-------- Input data --------
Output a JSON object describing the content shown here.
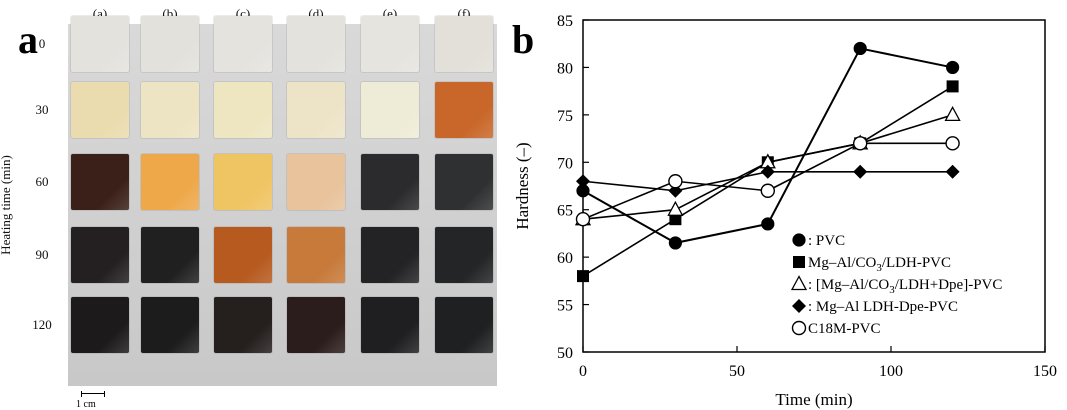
{
  "panel_a": {
    "letter": "a",
    "y_label": "Heating time (min)",
    "columns": [
      "(a)",
      "(b)",
      "(c)",
      "(d)",
      "(e)",
      "(f)"
    ],
    "rows": [
      "0",
      "30",
      "60",
      "90",
      "120"
    ],
    "scale_label": "1 cm",
    "sample_colors": [
      [
        "#e4e2dd",
        "#e3e1dc",
        "#e5e3de",
        "#e4e2dc",
        "#e6e4df",
        "#e2e0d8"
      ],
      [
        "#eadcae",
        "#ece4c2",
        "#eee6c0",
        "#ede4c8",
        "#eeebd7",
        "#c9672a"
      ],
      [
        "#3a2018",
        "#eea84a",
        "#efc463",
        "#e8c39c",
        "#2b2a2c",
        "#2e3031"
      ],
      [
        "#241f20",
        "#202020",
        "#b65a1f",
        "#c77a3a",
        "#232325",
        "#232527"
      ],
      [
        "#1c1a1b",
        "#1d1c1c",
        "#251f1e",
        "#2b1d1b",
        "#1f1f21",
        "#1e2022"
      ]
    ]
  },
  "panel_b": {
    "letter": "b",
    "chart_data": {
      "type": "line",
      "xlabel": "Time (min)",
      "ylabel": "Hardness (–)",
      "xlim": [
        0,
        150
      ],
      "ylim": [
        50,
        85
      ],
      "xticks": [
        0,
        50,
        100,
        150
      ],
      "yticks": [
        50,
        55,
        60,
        65,
        70,
        75,
        80,
        85
      ],
      "x": [
        0,
        30,
        60,
        90,
        120
      ],
      "series": [
        {
          "name": "PVC",
          "marker": "filled-circle",
          "values": [
            67,
            61.5,
            63.5,
            82,
            80
          ]
        },
        {
          "name": "Mg–Al/CO3/LDH-PVC",
          "marker": "filled-square",
          "values": [
            58,
            64,
            70,
            72,
            78
          ]
        },
        {
          "name": "[Mg–Al/CO3/LDH+Dpe]-PVC",
          "marker": "open-triangle",
          "values": [
            64,
            65,
            70,
            72,
            75
          ]
        },
        {
          "name": "Mg–Al LDH-Dpe-PVC",
          "marker": "filled-diamond",
          "values": [
            68,
            67,
            69,
            69,
            69
          ]
        },
        {
          "name": "C18M-PVC",
          "marker": "open-circle",
          "values": [
            64,
            68,
            67,
            72,
            72
          ]
        }
      ],
      "legend": {
        "position": "lower-right",
        "entries": [
          {
            "prefix": ": ",
            "text": "PVC"
          },
          {
            "prefix": " ",
            "text": "Mg–Al/CO",
            "sub": "3",
            "suffix": "/LDH-PVC"
          },
          {
            "prefix": ": ",
            "text": "[Mg–Al/CO",
            "sub": "3",
            "suffix": "/LDH+Dpe]-PVC"
          },
          {
            "prefix": ": ",
            "text": "Mg–Al LDH-Dpe-PVC"
          },
          {
            "prefix": " ",
            "text": "C18M-PVC"
          }
        ]
      }
    }
  }
}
--------
- **Short exercise**
Set down all the entries exactly as they appear, but skip any pictures.

- **Answer in full**
Output a JSON object describing the content shown here.
{
  "panel_a": {
    "letter": "a",
    "y_label": "Heating time (min)",
    "columns": [
      "(a)",
      "(b)",
      "(c)",
      "(d)",
      "(e)",
      "(f)"
    ],
    "rows": [
      "0",
      "30",
      "60",
      "90",
      "120"
    ],
    "scale_label": "1 cm",
    "sample_colors": [
      [
        "#e4e2dd",
        "#e3e1dc",
        "#e5e3de",
        "#e4e2dc",
        "#e6e4df",
        "#e2e0d8"
      ],
      [
        "#eadcae",
        "#ece4c2",
        "#eee6c0",
        "#ede4c8",
        "#eeebd7",
        "#c9672a"
      ],
      [
        "#3a2018",
        "#eea84a",
        "#efc463",
        "#e8c39c",
        "#2b2a2c",
        "#2e3031"
      ],
      [
        "#241f20",
        "#202020",
        "#b65a1f",
        "#c77a3a",
        "#232325",
        "#232527"
      ],
      [
        "#1c1a1b",
        "#1d1c1c",
        "#251f1e",
        "#2b1d1b",
        "#1f1f21",
        "#1e2022"
      ]
    ]
  },
  "panel_b": {
    "letter": "b",
    "chart_data": {
      "type": "line",
      "xlabel": "Time (min)",
      "ylabel": "Hardness (–)",
      "xlim": [
        0,
        150
      ],
      "ylim": [
        50,
        85
      ],
      "xticks": [
        0,
        50,
        100,
        150
      ],
      "yticks": [
        50,
        55,
        60,
        65,
        70,
        75,
        80,
        85
      ],
      "x": [
        0,
        30,
        60,
        90,
        120
      ],
      "series": [
        {
          "name": "PVC",
          "marker": "filled-circle",
          "values": [
            67,
            61.5,
            63.5,
            82,
            80
          ]
        },
        {
          "name": "Mg–Al/CO3/LDH-PVC",
          "marker": "filled-square",
          "values": [
            58,
            64,
            70,
            72,
            78
          ]
        },
        {
          "name": "[Mg–Al/CO3/LDH+Dpe]-PVC",
          "marker": "open-triangle",
          "values": [
            64,
            65,
            70,
            72,
            75
          ]
        },
        {
          "name": "Mg–Al LDH-Dpe-PVC",
          "marker": "filled-diamond",
          "values": [
            68,
            67,
            69,
            69,
            69
          ]
        },
        {
          "name": "C18M-PVC",
          "marker": "open-circle",
          "values": [
            64,
            68,
            67,
            72,
            72
          ]
        }
      ],
      "legend": {
        "position": "lower-right",
        "entries": [
          {
            "prefix": ": ",
            "text": "PVC"
          },
          {
            "prefix": " ",
            "text": "Mg–Al/CO",
            "sub": "3",
            "suffix": "/LDH-PVC"
          },
          {
            "prefix": ": ",
            "text": "[Mg–Al/CO",
            "sub": "3",
            "suffix": "/LDH+Dpe]-PVC"
          },
          {
            "prefix": ": ",
            "text": "Mg–Al LDH-Dpe-PVC"
          },
          {
            "prefix": " ",
            "text": "C18M-PVC"
          }
        ]
      }
    }
  }
}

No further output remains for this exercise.